◆ INSTRUCTIONS FOR THE TASK ◆
Write out every entry exactly as given, but omit the pictures.

━━━ DATA SUPPLIED ━━━

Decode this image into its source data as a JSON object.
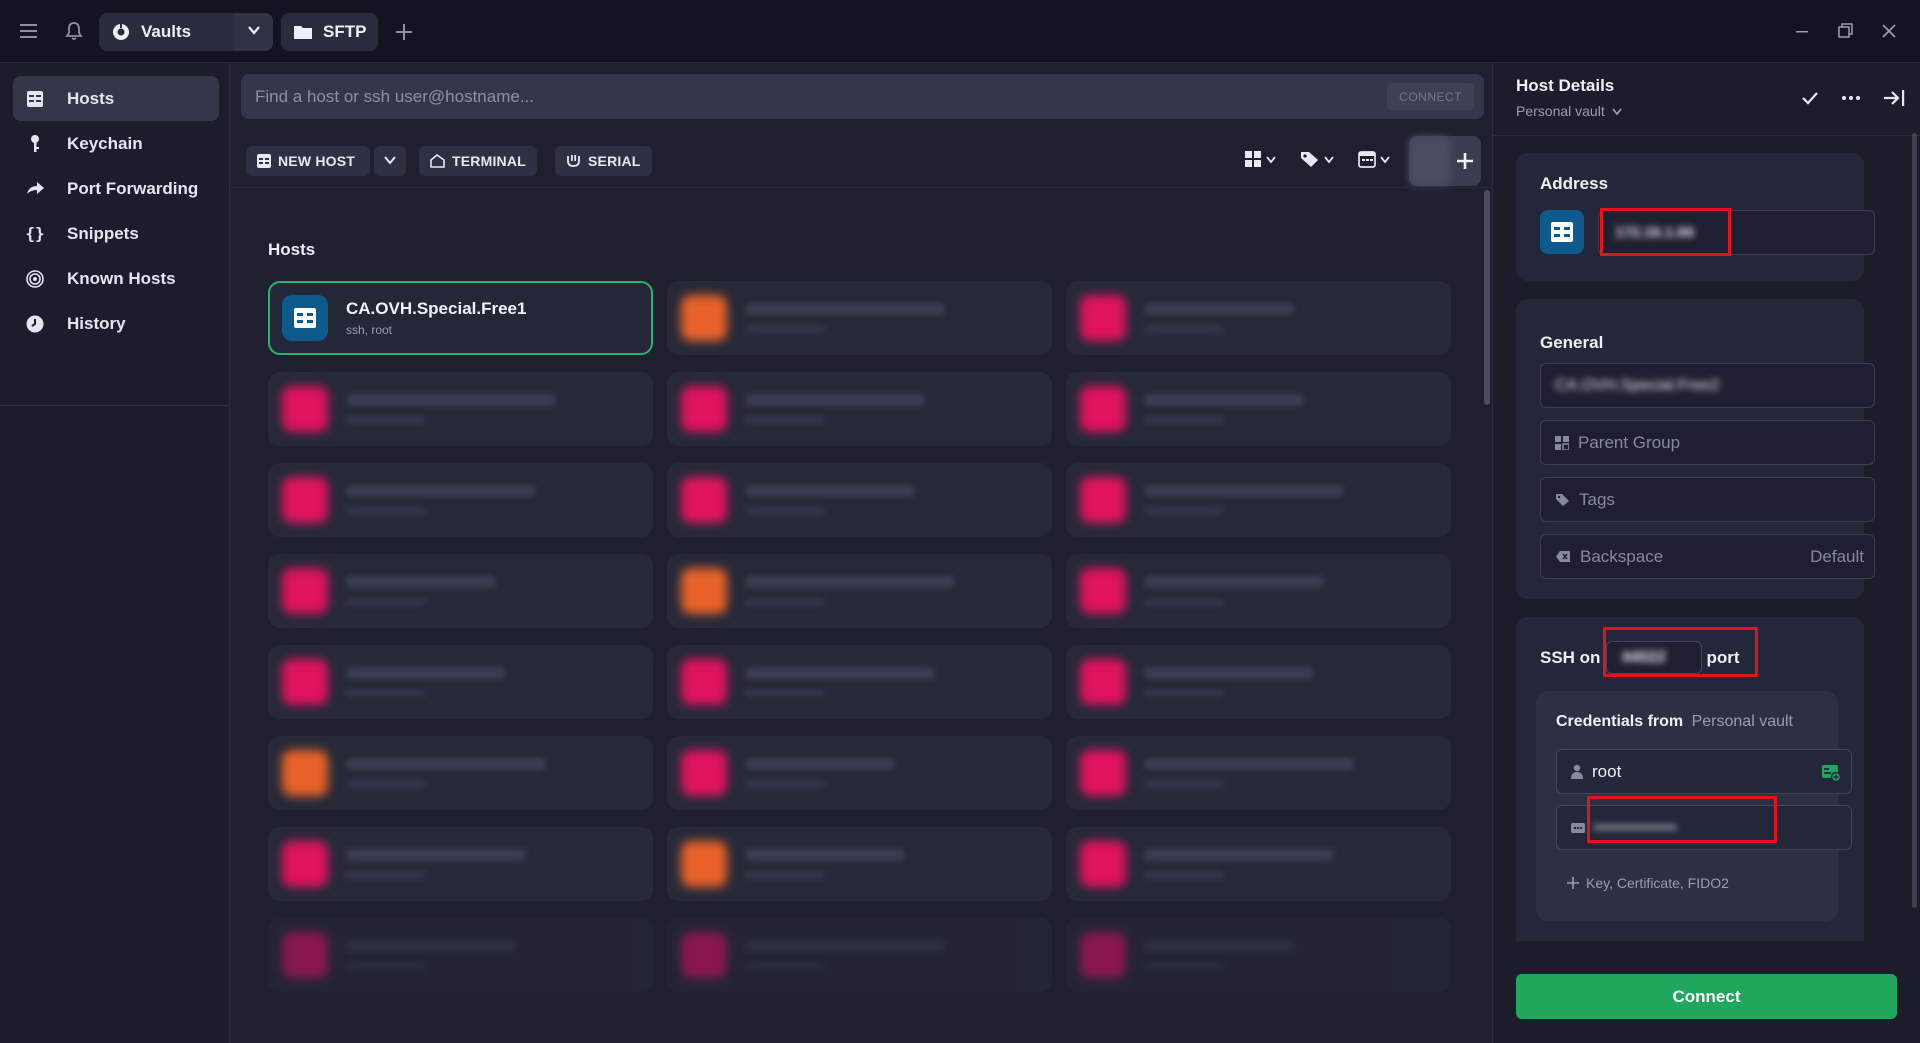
{
  "topbar": {
    "tabs": [
      {
        "label": "Vaults",
        "icon": "vault-icon"
      },
      {
        "label": "SFTP",
        "icon": "folder-icon"
      }
    ]
  },
  "sidebar": {
    "items": [
      {
        "label": "Hosts",
        "icon": "hosts-icon",
        "active": true
      },
      {
        "label": "Keychain",
        "icon": "key-icon"
      },
      {
        "label": "Port Forwarding",
        "icon": "port-forwarding-icon"
      },
      {
        "label": "Snippets",
        "icon": "braces-icon"
      },
      {
        "label": "Known Hosts",
        "icon": "fingerprint-icon"
      },
      {
        "label": "History",
        "icon": "clock-icon"
      }
    ]
  },
  "search": {
    "placeholder": "Find a host or ssh user@hostname...",
    "connect_label": "CONNECT"
  },
  "toolbar": {
    "new_host": "NEW HOST",
    "terminal": "TERMINAL",
    "serial": "SERIAL"
  },
  "hosts": {
    "title": "Hosts",
    "selected": {
      "name": "CA.OVH.Special.Free1",
      "sub": "ssh, root"
    }
  },
  "host_details": {
    "title": "Host Details",
    "vault": "Personal vault",
    "address_label": "Address",
    "address_value": "172.16.1.66",
    "general_label": "General",
    "label_value": "CA.OVH.Special.Free2",
    "parent_group_placeholder": "Parent Group",
    "tags_placeholder": "Tags",
    "backspace_label": "Backspace",
    "backspace_default": "Default",
    "ssh_on": "SSH on",
    "port_value": "44022",
    "port_suffix": "port",
    "credentials_from": "Credentials from",
    "credentials_vault": "Personal vault",
    "username": "root",
    "password_masked": "••••••••••••",
    "add_key_label": "Key, Certificate, FIDO2",
    "connect_label": "Connect"
  },
  "colors": {
    "accent_green": "#1fa85d",
    "highlight_red": "#e3121c",
    "host_pink": "#e0135f",
    "host_orange": "#e9622a",
    "selected_icon_blue": "#0e5a8c"
  }
}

━━━

◆ TASK OUTPUT ◆
Decode this image into its source data as a JSON object.
{
  "topbar": {
    "tabs": [
      {
        "label": "Vaults",
        "icon": "vault-icon"
      },
      {
        "label": "SFTP",
        "icon": "folder-icon"
      }
    ]
  },
  "sidebar": {
    "items": [
      {
        "label": "Hosts",
        "icon": "hosts-icon",
        "active": true
      },
      {
        "label": "Keychain",
        "icon": "key-icon"
      },
      {
        "label": "Port Forwarding",
        "icon": "port-forwarding-icon"
      },
      {
        "label": "Snippets",
        "icon": "braces-icon"
      },
      {
        "label": "Known Hosts",
        "icon": "fingerprint-icon"
      },
      {
        "label": "History",
        "icon": "clock-icon"
      }
    ]
  },
  "search": {
    "placeholder": "Find a host or ssh user@hostname...",
    "connect_label": "CONNECT"
  },
  "toolbar": {
    "new_host": "NEW HOST",
    "terminal": "TERMINAL",
    "serial": "SERIAL"
  },
  "hosts": {
    "title": "Hosts",
    "selected": {
      "name": "CA.OVH.Special.Free1",
      "sub": "ssh, root"
    }
  },
  "host_details": {
    "title": "Host Details",
    "vault": "Personal vault",
    "address_label": "Address",
    "address_value": "172.16.1.66",
    "general_label": "General",
    "label_value": "CA.OVH.Special.Free2",
    "parent_group_placeholder": "Parent Group",
    "tags_placeholder": "Tags",
    "backspace_label": "Backspace",
    "backspace_default": "Default",
    "ssh_on": "SSH on",
    "port_value": "44022",
    "port_suffix": "port",
    "credentials_from": "Credentials from",
    "credentials_vault": "Personal vault",
    "username": "root",
    "password_masked": "••••••••••••",
    "add_key_label": "Key, Certificate, FIDO2",
    "connect_label": "Connect"
  },
  "colors": {
    "accent_green": "#1fa85d",
    "highlight_red": "#e3121c",
    "host_pink": "#e0135f",
    "host_orange": "#e9622a",
    "selected_icon_blue": "#0e5a8c"
  }
}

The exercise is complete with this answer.